• _EXERCISE DETAILS_:
Gather every line in the records below that contains the word "activities".

• _DATA RECORDS_:
↓↓↓

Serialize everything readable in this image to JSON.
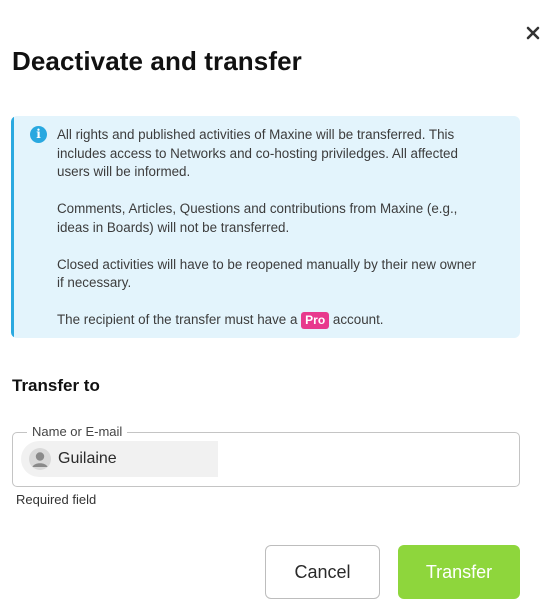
{
  "dialog": {
    "title": "Deactivate and transfer",
    "close_icon": "close-icon"
  },
  "info": {
    "icon": "info-icon",
    "accent_color": "#2aa9e0",
    "background_color": "#e3f4fc",
    "paragraph_1": "All rights and published activities of Maxine will be transferred. This includes access to Networks and co-hosting priviledges. All affected users will be informed.",
    "paragraph_2": "Comments, Articles, Questions and contributions from Maxine (e.g., ideas in Boards) will not be transferred.",
    "paragraph_3": "Closed activities will have to be reopened manually by their new owner if necessary.",
    "paragraph_4_before": "The recipient of the transfer must have a",
    "pro_badge": "Pro",
    "pro_badge_color": "#e8398d",
    "paragraph_4_after": "account."
  },
  "transfer": {
    "section_title": "Transfer to",
    "field_label": "Name or E-mail",
    "selected_user": "Guilaine",
    "avatar_icon": "user-avatar-icon",
    "helper_text": "Required field"
  },
  "actions": {
    "cancel_label": "Cancel",
    "transfer_label": "Transfer",
    "transfer_color": "#8ed63c"
  }
}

↑↑↑

• _FULL OUTPUT_:
    "paragraph_1": "All rights and published activities of Maxine will be transferred. This includes access to Networks and co-hosting priviledges. All affected users will be informed.",
    "paragraph_3": "Closed activities will have to be reopened manually by their new owner if necessary.",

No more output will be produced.